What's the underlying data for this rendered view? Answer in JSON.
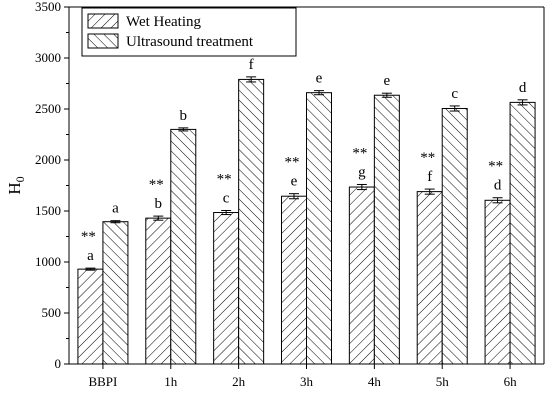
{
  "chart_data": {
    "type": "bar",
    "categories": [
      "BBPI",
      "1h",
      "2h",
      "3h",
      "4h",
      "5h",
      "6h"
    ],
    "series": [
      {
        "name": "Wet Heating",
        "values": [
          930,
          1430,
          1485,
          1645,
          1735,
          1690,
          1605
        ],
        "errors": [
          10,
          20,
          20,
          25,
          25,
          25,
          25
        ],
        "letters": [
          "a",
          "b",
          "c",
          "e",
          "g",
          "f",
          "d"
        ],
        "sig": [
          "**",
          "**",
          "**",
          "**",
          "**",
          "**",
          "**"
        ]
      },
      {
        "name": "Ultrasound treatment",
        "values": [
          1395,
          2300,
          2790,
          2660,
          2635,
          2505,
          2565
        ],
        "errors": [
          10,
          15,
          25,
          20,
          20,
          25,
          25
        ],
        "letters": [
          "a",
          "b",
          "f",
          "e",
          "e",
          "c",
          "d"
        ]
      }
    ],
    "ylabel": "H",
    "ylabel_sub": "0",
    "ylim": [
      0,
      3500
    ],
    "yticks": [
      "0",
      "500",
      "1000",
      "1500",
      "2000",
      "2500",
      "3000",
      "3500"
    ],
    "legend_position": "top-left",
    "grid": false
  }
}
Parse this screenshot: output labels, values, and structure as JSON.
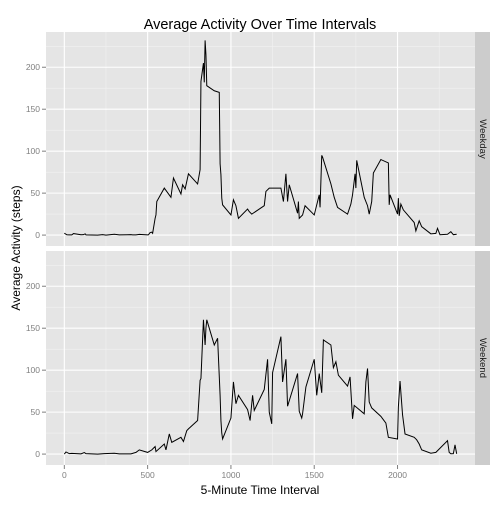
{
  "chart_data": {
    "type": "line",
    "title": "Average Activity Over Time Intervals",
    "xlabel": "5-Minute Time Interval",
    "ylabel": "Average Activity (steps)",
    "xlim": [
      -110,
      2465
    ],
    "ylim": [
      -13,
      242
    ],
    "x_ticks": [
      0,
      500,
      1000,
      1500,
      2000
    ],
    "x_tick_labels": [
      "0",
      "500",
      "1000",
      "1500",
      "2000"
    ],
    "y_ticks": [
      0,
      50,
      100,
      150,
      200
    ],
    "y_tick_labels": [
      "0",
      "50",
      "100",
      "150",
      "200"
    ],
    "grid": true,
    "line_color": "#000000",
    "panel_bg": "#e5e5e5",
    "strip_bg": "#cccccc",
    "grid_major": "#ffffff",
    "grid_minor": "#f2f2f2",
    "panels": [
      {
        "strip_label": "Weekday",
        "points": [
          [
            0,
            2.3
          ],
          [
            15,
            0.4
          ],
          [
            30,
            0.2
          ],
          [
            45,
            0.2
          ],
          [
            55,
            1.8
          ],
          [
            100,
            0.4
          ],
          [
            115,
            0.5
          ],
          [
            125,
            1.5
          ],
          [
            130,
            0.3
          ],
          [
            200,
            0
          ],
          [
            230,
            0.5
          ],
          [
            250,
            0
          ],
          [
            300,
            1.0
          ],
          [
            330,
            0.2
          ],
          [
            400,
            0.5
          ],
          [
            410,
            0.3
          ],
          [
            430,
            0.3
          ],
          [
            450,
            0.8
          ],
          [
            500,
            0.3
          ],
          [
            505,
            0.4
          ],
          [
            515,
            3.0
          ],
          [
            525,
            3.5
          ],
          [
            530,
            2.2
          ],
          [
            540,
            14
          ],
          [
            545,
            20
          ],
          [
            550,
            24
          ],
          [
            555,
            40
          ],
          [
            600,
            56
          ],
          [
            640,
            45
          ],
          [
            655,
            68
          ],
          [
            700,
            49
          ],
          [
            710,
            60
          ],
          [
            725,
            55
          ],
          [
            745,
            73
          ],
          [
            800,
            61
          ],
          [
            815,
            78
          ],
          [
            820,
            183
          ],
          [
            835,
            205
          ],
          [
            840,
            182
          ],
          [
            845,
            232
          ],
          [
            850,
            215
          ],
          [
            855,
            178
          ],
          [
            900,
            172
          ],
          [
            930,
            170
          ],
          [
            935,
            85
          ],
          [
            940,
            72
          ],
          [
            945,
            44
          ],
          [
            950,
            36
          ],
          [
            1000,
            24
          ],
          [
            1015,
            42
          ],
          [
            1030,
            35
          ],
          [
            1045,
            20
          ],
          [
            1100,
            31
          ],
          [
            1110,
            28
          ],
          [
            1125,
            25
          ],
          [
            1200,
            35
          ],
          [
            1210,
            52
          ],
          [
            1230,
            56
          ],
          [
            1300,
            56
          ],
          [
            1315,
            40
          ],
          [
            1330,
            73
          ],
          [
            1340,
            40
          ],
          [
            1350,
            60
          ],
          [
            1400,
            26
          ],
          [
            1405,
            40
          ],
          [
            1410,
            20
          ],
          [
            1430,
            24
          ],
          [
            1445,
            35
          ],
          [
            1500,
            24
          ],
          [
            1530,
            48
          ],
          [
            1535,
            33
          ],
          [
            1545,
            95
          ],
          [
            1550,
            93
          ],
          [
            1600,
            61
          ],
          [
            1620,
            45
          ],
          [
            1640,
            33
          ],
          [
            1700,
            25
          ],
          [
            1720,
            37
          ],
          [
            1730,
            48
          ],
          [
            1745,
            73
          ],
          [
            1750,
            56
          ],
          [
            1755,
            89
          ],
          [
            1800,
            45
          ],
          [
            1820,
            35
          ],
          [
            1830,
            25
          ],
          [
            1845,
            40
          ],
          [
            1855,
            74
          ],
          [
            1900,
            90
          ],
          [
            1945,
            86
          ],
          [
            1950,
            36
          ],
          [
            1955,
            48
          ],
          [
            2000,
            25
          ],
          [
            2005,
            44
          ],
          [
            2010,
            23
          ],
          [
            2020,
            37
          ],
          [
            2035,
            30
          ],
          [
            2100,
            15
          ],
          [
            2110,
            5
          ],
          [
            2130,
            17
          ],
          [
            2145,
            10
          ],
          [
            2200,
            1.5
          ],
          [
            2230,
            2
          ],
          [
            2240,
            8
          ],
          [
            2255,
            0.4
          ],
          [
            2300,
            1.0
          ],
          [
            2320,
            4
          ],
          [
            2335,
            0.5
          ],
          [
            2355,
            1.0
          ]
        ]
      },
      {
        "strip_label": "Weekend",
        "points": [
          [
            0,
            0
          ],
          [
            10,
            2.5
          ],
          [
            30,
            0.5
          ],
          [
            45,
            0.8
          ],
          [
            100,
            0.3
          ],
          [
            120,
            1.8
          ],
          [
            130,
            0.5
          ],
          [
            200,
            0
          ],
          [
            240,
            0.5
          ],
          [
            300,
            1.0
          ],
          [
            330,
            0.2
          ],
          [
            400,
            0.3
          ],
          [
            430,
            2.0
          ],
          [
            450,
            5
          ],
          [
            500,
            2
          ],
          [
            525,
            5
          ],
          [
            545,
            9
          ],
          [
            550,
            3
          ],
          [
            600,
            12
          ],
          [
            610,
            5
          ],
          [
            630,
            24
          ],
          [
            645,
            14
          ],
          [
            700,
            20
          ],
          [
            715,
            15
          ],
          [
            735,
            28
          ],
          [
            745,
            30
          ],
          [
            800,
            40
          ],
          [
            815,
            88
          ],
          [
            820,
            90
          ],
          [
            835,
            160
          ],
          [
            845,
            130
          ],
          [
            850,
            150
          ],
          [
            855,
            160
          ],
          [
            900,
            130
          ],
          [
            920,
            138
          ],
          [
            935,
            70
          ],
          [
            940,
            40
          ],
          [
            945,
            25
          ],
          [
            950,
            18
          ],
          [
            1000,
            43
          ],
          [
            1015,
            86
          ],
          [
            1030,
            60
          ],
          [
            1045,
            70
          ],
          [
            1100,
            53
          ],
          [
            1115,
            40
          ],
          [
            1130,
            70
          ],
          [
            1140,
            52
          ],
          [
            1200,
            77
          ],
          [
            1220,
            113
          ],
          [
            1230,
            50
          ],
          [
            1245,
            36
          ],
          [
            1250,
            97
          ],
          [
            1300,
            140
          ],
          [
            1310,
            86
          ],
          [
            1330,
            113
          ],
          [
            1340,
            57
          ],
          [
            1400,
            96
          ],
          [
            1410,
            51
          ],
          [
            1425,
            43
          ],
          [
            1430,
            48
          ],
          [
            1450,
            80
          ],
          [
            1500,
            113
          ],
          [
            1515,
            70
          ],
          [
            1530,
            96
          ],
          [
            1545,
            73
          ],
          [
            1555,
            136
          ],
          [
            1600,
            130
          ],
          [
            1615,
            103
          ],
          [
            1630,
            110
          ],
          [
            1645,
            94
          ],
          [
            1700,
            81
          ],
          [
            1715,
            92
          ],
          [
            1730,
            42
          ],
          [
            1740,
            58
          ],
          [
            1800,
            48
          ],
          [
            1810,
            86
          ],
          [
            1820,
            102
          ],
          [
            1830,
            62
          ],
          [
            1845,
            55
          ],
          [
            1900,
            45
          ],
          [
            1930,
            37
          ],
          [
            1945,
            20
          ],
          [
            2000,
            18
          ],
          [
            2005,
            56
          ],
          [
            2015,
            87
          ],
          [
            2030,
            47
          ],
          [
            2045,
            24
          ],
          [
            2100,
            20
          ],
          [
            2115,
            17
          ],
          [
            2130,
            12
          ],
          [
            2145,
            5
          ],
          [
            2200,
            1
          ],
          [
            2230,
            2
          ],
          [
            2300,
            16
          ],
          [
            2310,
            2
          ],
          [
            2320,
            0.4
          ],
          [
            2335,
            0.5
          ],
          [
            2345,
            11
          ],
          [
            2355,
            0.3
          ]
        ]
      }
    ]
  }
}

________________

### Short task
Determine how many lines in the listing above hold the string "Average", then write only the number.

### Response
2